* Exercise goal
Print all entries word for word.
— Start —
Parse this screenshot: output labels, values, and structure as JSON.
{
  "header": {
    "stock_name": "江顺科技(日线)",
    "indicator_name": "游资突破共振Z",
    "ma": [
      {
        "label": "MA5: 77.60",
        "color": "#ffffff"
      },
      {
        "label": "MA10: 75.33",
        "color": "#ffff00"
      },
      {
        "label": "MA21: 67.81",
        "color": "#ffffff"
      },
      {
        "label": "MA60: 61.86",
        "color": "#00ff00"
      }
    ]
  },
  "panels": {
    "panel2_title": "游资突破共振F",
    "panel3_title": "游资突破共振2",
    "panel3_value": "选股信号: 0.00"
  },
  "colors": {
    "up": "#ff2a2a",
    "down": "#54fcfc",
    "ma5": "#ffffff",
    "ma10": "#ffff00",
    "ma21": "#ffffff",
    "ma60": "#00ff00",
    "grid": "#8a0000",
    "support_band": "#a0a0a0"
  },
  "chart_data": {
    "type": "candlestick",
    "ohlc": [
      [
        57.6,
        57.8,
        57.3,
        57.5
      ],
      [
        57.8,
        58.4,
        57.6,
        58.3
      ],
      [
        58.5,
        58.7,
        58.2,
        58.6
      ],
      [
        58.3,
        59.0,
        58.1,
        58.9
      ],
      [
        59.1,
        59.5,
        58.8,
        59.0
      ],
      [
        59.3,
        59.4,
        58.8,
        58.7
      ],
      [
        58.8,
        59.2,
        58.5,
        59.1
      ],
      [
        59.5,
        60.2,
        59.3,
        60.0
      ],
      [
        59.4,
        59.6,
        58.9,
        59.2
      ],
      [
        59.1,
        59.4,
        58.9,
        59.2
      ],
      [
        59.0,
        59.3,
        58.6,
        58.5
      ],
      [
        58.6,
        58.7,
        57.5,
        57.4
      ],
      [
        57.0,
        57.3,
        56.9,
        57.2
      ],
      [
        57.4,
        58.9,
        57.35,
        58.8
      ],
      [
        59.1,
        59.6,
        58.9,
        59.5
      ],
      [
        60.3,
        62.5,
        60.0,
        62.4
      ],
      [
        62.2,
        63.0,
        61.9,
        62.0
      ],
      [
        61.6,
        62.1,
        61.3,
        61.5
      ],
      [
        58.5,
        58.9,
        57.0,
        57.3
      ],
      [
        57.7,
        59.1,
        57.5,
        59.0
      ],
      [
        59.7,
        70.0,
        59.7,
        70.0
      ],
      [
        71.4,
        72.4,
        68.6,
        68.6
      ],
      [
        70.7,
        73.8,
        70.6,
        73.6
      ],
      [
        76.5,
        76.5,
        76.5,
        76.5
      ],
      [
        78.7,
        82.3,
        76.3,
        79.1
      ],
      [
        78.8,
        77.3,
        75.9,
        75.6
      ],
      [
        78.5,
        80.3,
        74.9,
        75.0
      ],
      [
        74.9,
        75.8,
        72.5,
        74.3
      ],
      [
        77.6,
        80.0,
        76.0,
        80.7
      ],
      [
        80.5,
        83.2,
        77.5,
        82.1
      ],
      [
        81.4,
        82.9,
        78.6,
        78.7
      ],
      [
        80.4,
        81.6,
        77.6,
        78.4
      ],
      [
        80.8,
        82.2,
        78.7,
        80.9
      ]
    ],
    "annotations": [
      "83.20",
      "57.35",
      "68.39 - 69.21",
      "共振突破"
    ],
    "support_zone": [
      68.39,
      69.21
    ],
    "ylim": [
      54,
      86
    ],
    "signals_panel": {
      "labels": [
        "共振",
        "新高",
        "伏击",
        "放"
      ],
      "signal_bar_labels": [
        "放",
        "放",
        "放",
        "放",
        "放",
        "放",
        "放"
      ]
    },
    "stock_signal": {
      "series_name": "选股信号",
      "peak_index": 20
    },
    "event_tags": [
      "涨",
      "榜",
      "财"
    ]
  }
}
— End —
* Answer for this exercise
Parse this screenshot: output labels, values, and structure as JSON.
{
  "header": {
    "stock_name": "江顺科技(日线)",
    "indicator_name": "游资突破共振Z",
    "ma": [
      {
        "label": "MA5: 77.60",
        "color": "#ffffff"
      },
      {
        "label": "MA10: 75.33",
        "color": "#ffff00"
      },
      {
        "label": "MA21: 67.81",
        "color": "#ffffff"
      },
      {
        "label": "MA60: 61.86",
        "color": "#00ff00"
      }
    ]
  },
  "panels": {
    "panel2_title": "游资突破共振F",
    "panel3_title": "游资突破共振2",
    "panel3_value": "选股信号: 0.00"
  },
  "colors": {
    "up": "#ff2a2a",
    "down": "#54fcfc",
    "ma5": "#ffffff",
    "ma10": "#ffff00",
    "ma21": "#ffffff",
    "ma60": "#00ff00",
    "grid": "#8a0000",
    "support_band": "#a0a0a0"
  },
  "chart_data": {
    "type": "candlestick",
    "ohlc": [
      [
        57.6,
        57.8,
        57.3,
        57.5
      ],
      [
        57.8,
        58.4,
        57.6,
        58.3
      ],
      [
        58.5,
        58.7,
        58.2,
        58.6
      ],
      [
        58.3,
        59.0,
        58.1,
        58.9
      ],
      [
        59.1,
        59.5,
        58.8,
        59.0
      ],
      [
        59.3,
        59.4,
        58.8,
        58.7
      ],
      [
        58.8,
        59.2,
        58.5,
        59.1
      ],
      [
        59.5,
        60.2,
        59.3,
        60.0
      ],
      [
        59.4,
        59.6,
        58.9,
        59.2
      ],
      [
        59.1,
        59.4,
        58.9,
        59.2
      ],
      [
        59.0,
        59.3,
        58.6,
        58.5
      ],
      [
        58.6,
        58.7,
        57.5,
        57.4
      ],
      [
        57.0,
        57.3,
        56.9,
        57.2
      ],
      [
        57.4,
        58.9,
        57.35,
        58.8
      ],
      [
        59.1,
        59.6,
        58.9,
        59.5
      ],
      [
        60.3,
        62.5,
        60.0,
        62.4
      ],
      [
        62.2,
        63.0,
        61.9,
        62.0
      ],
      [
        61.6,
        62.1,
        61.3,
        61.5
      ],
      [
        58.5,
        58.9,
        57.0,
        57.3
      ],
      [
        57.7,
        59.1,
        57.5,
        59.0
      ],
      [
        59.7,
        70.0,
        59.7,
        70.0
      ],
      [
        71.4,
        72.4,
        68.6,
        68.6
      ],
      [
        70.7,
        73.8,
        70.6,
        73.6
      ],
      [
        76.5,
        76.5,
        76.5,
        76.5
      ],
      [
        78.7,
        82.3,
        76.3,
        79.1
      ],
      [
        78.8,
        77.3,
        75.9,
        75.6
      ],
      [
        78.5,
        80.3,
        74.9,
        75.0
      ],
      [
        74.9,
        75.8,
        72.5,
        74.3
      ],
      [
        77.6,
        80.0,
        76.0,
        80.7
      ],
      [
        80.5,
        83.2,
        77.5,
        82.1
      ],
      [
        81.4,
        82.9,
        78.6,
        78.7
      ],
      [
        80.4,
        81.6,
        77.6,
        78.4
      ],
      [
        80.8,
        82.2,
        78.7,
        80.9
      ]
    ],
    "annotations": [
      "83.20",
      "57.35",
      "68.39 - 69.21",
      "共振突破"
    ],
    "support_zone": [
      68.39,
      69.21
    ],
    "ylim": [
      54,
      86
    ],
    "signals_panel": {
      "labels": [
        "共振",
        "新高",
        "伏击",
        "放"
      ],
      "signal_bar_labels": [
        "放",
        "放",
        "放",
        "放",
        "放",
        "放",
        "放"
      ]
    },
    "stock_signal": {
      "series_name": "选股信号",
      "peak_index": 20
    },
    "event_tags": [
      "涨",
      "榜",
      "财"
    ]
  }
}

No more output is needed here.